-- Start Records provided --
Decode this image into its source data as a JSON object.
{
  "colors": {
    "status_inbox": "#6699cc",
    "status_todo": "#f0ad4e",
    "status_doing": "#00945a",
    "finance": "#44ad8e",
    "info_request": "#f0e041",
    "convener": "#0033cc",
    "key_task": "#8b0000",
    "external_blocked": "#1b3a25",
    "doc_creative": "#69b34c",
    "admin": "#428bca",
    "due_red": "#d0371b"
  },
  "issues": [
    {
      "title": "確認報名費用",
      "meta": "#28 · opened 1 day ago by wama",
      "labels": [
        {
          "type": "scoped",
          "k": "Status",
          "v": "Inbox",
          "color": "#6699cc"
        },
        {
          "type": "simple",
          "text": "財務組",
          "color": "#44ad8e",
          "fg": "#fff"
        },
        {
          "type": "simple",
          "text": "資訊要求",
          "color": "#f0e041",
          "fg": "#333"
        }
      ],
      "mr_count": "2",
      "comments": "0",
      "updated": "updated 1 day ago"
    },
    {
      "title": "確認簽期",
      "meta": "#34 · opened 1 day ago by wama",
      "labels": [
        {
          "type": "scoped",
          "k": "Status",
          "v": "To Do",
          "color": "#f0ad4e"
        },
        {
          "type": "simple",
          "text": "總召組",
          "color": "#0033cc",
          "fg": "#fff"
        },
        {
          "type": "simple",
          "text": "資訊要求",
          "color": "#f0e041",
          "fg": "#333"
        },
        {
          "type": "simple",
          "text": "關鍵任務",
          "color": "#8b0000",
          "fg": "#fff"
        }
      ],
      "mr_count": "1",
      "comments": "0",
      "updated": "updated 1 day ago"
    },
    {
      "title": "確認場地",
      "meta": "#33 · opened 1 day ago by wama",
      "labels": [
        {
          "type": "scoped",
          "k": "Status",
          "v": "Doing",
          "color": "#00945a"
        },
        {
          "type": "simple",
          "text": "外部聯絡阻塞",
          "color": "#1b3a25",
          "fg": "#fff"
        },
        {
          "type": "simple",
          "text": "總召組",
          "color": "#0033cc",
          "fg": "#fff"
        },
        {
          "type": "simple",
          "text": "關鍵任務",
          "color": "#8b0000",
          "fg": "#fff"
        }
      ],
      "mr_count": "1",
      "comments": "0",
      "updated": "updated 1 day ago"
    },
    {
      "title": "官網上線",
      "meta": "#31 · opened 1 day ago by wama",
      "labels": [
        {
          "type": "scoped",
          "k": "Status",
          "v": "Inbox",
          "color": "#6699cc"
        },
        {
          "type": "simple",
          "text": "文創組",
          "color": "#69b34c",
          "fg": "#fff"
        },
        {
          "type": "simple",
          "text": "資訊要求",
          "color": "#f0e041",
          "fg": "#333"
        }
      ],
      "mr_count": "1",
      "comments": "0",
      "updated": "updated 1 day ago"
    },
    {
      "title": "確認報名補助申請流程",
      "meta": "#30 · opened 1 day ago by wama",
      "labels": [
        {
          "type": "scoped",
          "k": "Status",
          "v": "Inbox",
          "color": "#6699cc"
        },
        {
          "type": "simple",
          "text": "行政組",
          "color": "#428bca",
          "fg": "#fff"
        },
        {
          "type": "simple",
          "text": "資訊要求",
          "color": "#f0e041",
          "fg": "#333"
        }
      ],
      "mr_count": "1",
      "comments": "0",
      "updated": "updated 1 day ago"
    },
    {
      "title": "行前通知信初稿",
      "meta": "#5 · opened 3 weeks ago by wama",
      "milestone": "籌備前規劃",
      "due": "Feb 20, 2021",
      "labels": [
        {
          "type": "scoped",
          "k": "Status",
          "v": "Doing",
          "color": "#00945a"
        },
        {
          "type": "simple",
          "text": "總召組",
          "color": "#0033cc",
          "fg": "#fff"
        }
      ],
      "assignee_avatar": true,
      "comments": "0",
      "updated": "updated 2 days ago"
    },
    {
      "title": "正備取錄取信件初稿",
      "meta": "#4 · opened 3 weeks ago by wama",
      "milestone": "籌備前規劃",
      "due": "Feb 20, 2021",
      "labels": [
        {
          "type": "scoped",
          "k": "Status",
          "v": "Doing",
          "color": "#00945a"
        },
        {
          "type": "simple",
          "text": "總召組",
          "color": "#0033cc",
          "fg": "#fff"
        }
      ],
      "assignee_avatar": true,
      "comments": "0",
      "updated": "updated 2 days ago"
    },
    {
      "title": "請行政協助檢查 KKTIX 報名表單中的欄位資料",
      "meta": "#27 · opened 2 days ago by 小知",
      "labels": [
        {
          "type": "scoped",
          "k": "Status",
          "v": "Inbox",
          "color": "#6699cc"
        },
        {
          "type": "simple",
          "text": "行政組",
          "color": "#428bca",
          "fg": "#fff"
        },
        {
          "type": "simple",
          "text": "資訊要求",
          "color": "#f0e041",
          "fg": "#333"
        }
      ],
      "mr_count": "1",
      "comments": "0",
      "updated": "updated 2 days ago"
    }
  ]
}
-- End Records provided --
- _Brief_
Please output the entries above, every line exactly as it reads.

- _Written answer_
Decode this image into its source data as a JSON object.
{
  "colors": {
    "status_inbox": "#6699cc",
    "status_todo": "#f0ad4e",
    "status_doing": "#00945a",
    "finance": "#44ad8e",
    "info_request": "#f0e041",
    "convener": "#0033cc",
    "key_task": "#8b0000",
    "external_blocked": "#1b3a25",
    "doc_creative": "#69b34c",
    "admin": "#428bca",
    "due_red": "#d0371b"
  },
  "issues": [
    {
      "title": "確認報名費用",
      "meta": "#28 · opened 1 day ago by wama",
      "labels": [
        {
          "type": "scoped",
          "k": "Status",
          "v": "Inbox",
          "color": "#6699cc"
        },
        {
          "type": "simple",
          "text": "財務組",
          "color": "#44ad8e",
          "fg": "#fff"
        },
        {
          "type": "simple",
          "text": "資訊要求",
          "color": "#f0e041",
          "fg": "#333"
        }
      ],
      "mr_count": "2",
      "comments": "0",
      "updated": "updated 1 day ago"
    },
    {
      "title": "確認簽期",
      "meta": "#34 · opened 1 day ago by wama",
      "labels": [
        {
          "type": "scoped",
          "k": "Status",
          "v": "To Do",
          "color": "#f0ad4e"
        },
        {
          "type": "simple",
          "text": "總召組",
          "color": "#0033cc",
          "fg": "#fff"
        },
        {
          "type": "simple",
          "text": "資訊要求",
          "color": "#f0e041",
          "fg": "#333"
        },
        {
          "type": "simple",
          "text": "關鍵任務",
          "color": "#8b0000",
          "fg": "#fff"
        }
      ],
      "mr_count": "1",
      "comments": "0",
      "updated": "updated 1 day ago"
    },
    {
      "title": "確認場地",
      "meta": "#33 · opened 1 day ago by wama",
      "labels": [
        {
          "type": "scoped",
          "k": "Status",
          "v": "Doing",
          "color": "#00945a"
        },
        {
          "type": "simple",
          "text": "外部聯絡阻塞",
          "color": "#1b3a25",
          "fg": "#fff"
        },
        {
          "type": "simple",
          "text": "總召組",
          "color": "#0033cc",
          "fg": "#fff"
        },
        {
          "type": "simple",
          "text": "關鍵任務",
          "color": "#8b0000",
          "fg": "#fff"
        }
      ],
      "mr_count": "1",
      "comments": "0",
      "updated": "updated 1 day ago"
    },
    {
      "title": "官網上線",
      "meta": "#31 · opened 1 day ago by wama",
      "labels": [
        {
          "type": "scoped",
          "k": "Status",
          "v": "Inbox",
          "color": "#6699cc"
        },
        {
          "type": "simple",
          "text": "文創組",
          "color": "#69b34c",
          "fg": "#fff"
        },
        {
          "type": "simple",
          "text": "資訊要求",
          "color": "#f0e041",
          "fg": "#333"
        }
      ],
      "mr_count": "1",
      "comments": "0",
      "updated": "updated 1 day ago"
    },
    {
      "title": "確認報名補助申請流程",
      "meta": "#30 · opened 1 day ago by wama",
      "labels": [
        {
          "type": "scoped",
          "k": "Status",
          "v": "Inbox",
          "color": "#6699cc"
        },
        {
          "type": "simple",
          "text": "行政組",
          "color": "#428bca",
          "fg": "#fff"
        },
        {
          "type": "simple",
          "text": "資訊要求",
          "color": "#f0e041",
          "fg": "#333"
        }
      ],
      "mr_count": "1",
      "comments": "0",
      "updated": "updated 1 day ago"
    },
    {
      "title": "行前通知信初稿",
      "meta": "#5 · opened 3 weeks ago by wama",
      "milestone": "籌備前規劃",
      "due": "Feb 20, 2021",
      "labels": [
        {
          "type": "scoped",
          "k": "Status",
          "v": "Doing",
          "color": "#00945a"
        },
        {
          "type": "simple",
          "text": "總召組",
          "color": "#0033cc",
          "fg": "#fff"
        }
      ],
      "assignee_avatar": true,
      "comments": "0",
      "updated": "updated 2 days ago"
    },
    {
      "title": "正備取錄取信件初稿",
      "meta": "#4 · opened 3 weeks ago by wama",
      "milestone": "籌備前規劃",
      "due": "Feb 20, 2021",
      "labels": [
        {
          "type": "scoped",
          "k": "Status",
          "v": "Doing",
          "color": "#00945a"
        },
        {
          "type": "simple",
          "text": "總召組",
          "color": "#0033cc",
          "fg": "#fff"
        }
      ],
      "assignee_avatar": true,
      "comments": "0",
      "updated": "updated 2 days ago"
    },
    {
      "title": "請行政協助檢查 KKTIX 報名表單中的欄位資料",
      "meta": "#27 · opened 2 days ago by 小知",
      "labels": [
        {
          "type": "scoped",
          "k": "Status",
          "v": "Inbox",
          "color": "#6699cc"
        },
        {
          "type": "simple",
          "text": "行政組",
          "color": "#428bca",
          "fg": "#fff"
        },
        {
          "type": "simple",
          "text": "資訊要求",
          "color": "#f0e041",
          "fg": "#333"
        }
      ],
      "mr_count": "1",
      "comments": "0",
      "updated": "updated 2 days ago"
    }
  ]
}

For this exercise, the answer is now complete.